Given records:
========================
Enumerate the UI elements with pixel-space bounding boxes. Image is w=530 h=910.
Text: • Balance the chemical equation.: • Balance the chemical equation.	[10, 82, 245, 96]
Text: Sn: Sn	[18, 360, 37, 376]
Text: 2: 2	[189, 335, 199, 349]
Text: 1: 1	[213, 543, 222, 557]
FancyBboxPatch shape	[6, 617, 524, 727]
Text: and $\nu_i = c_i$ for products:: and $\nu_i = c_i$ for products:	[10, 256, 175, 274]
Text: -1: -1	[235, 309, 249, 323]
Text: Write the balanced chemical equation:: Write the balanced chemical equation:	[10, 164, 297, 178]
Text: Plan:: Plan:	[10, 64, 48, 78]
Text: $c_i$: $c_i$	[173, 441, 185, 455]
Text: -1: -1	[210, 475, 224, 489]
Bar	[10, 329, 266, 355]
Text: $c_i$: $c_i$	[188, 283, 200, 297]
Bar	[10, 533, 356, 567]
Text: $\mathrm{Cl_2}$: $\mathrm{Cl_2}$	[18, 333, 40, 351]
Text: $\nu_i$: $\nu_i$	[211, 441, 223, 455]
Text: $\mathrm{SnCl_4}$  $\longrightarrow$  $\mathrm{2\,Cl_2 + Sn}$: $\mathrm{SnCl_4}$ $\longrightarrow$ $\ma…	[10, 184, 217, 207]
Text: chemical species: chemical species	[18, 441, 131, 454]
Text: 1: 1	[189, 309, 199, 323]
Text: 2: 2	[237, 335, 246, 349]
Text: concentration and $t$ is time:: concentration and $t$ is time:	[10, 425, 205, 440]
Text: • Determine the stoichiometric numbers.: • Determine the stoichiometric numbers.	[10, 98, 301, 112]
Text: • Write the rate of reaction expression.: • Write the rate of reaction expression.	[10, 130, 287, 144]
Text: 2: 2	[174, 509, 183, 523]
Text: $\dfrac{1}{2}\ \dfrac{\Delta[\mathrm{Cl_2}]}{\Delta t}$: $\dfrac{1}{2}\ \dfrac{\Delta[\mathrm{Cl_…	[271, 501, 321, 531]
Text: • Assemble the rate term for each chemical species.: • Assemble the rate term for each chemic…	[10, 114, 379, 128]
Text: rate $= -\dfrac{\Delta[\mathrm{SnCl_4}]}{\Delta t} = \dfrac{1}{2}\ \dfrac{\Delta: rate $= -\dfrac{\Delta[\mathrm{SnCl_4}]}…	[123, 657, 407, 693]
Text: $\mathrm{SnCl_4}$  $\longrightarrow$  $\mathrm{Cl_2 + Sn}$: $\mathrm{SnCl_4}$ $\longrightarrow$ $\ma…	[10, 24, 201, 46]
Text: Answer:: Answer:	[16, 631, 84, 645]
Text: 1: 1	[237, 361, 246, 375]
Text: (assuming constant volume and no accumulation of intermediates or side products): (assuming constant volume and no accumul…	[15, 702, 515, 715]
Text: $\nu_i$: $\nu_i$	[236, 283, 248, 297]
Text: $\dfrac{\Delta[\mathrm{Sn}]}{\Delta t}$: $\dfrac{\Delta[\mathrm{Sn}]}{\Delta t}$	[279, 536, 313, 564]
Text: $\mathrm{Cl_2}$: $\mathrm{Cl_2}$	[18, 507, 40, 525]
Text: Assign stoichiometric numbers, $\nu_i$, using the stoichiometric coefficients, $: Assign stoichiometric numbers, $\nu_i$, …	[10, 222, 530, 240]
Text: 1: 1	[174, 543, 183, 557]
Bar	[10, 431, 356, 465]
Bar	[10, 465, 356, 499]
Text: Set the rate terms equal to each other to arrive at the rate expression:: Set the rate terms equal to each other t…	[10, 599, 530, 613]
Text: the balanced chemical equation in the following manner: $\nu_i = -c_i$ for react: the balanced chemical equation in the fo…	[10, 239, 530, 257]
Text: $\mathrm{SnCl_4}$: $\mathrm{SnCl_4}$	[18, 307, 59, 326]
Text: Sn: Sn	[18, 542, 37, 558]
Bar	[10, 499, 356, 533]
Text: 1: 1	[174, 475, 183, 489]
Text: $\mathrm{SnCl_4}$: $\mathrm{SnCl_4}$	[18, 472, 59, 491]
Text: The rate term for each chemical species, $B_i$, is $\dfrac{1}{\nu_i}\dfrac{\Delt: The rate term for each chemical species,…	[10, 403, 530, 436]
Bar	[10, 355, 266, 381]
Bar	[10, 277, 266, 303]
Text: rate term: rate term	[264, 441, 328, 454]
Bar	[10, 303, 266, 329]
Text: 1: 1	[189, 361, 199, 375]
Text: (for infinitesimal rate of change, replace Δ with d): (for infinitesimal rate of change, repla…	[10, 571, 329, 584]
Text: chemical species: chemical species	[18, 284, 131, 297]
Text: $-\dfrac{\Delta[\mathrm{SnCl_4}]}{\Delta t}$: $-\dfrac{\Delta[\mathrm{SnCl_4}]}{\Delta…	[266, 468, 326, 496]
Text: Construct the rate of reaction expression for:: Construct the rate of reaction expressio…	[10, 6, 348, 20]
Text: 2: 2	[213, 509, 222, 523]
========================
Reproduce the data verbatim, beginning with its first line and ending after the line that contains "501, 321, 531]", including both of those lines.

Answer below:
Enumerate the UI elements with pixel-space bounding boxes. Image is w=530 h=910.
Text: • Balance the chemical equation.: • Balance the chemical equation.	[10, 82, 245, 96]
Text: Sn: Sn	[18, 360, 37, 376]
Text: 2: 2	[189, 335, 199, 349]
Text: 1: 1	[213, 543, 222, 557]
FancyBboxPatch shape	[6, 617, 524, 727]
Text: and $\nu_i = c_i$ for products:: and $\nu_i = c_i$ for products:	[10, 256, 175, 274]
Text: -1: -1	[235, 309, 249, 323]
Text: Write the balanced chemical equation:: Write the balanced chemical equation:	[10, 164, 297, 178]
Text: Plan:: Plan:	[10, 64, 48, 78]
Text: $c_i$: $c_i$	[173, 441, 185, 455]
Text: -1: -1	[210, 475, 224, 489]
Bar	[10, 329, 266, 355]
Text: $c_i$: $c_i$	[188, 283, 200, 297]
Bar	[10, 533, 356, 567]
Text: $\mathrm{Cl_2}$: $\mathrm{Cl_2}$	[18, 333, 40, 351]
Text: $\nu_i$: $\nu_i$	[211, 441, 223, 455]
Text: $\mathrm{SnCl_4}$  $\longrightarrow$  $\mathrm{2\,Cl_2 + Sn}$: $\mathrm{SnCl_4}$ $\longrightarrow$ $\ma…	[10, 184, 217, 207]
Text: chemical species: chemical species	[18, 441, 131, 454]
Text: 1: 1	[189, 309, 199, 323]
Text: 2: 2	[237, 335, 246, 349]
Text: concentration and $t$ is time:: concentration and $t$ is time:	[10, 425, 205, 440]
Text: • Determine the stoichiometric numbers.: • Determine the stoichiometric numbers.	[10, 98, 301, 112]
Text: • Write the rate of reaction expression.: • Write the rate of reaction expression.	[10, 130, 287, 144]
Text: 2: 2	[174, 509, 183, 523]
Text: $\dfrac{1}{2}\ \dfrac{\Delta[\mathrm{Cl_2}]}{\Delta t}$: $\dfrac{1}{2}\ \dfrac{\Delta[\mathrm{Cl_…	[271, 501, 321, 531]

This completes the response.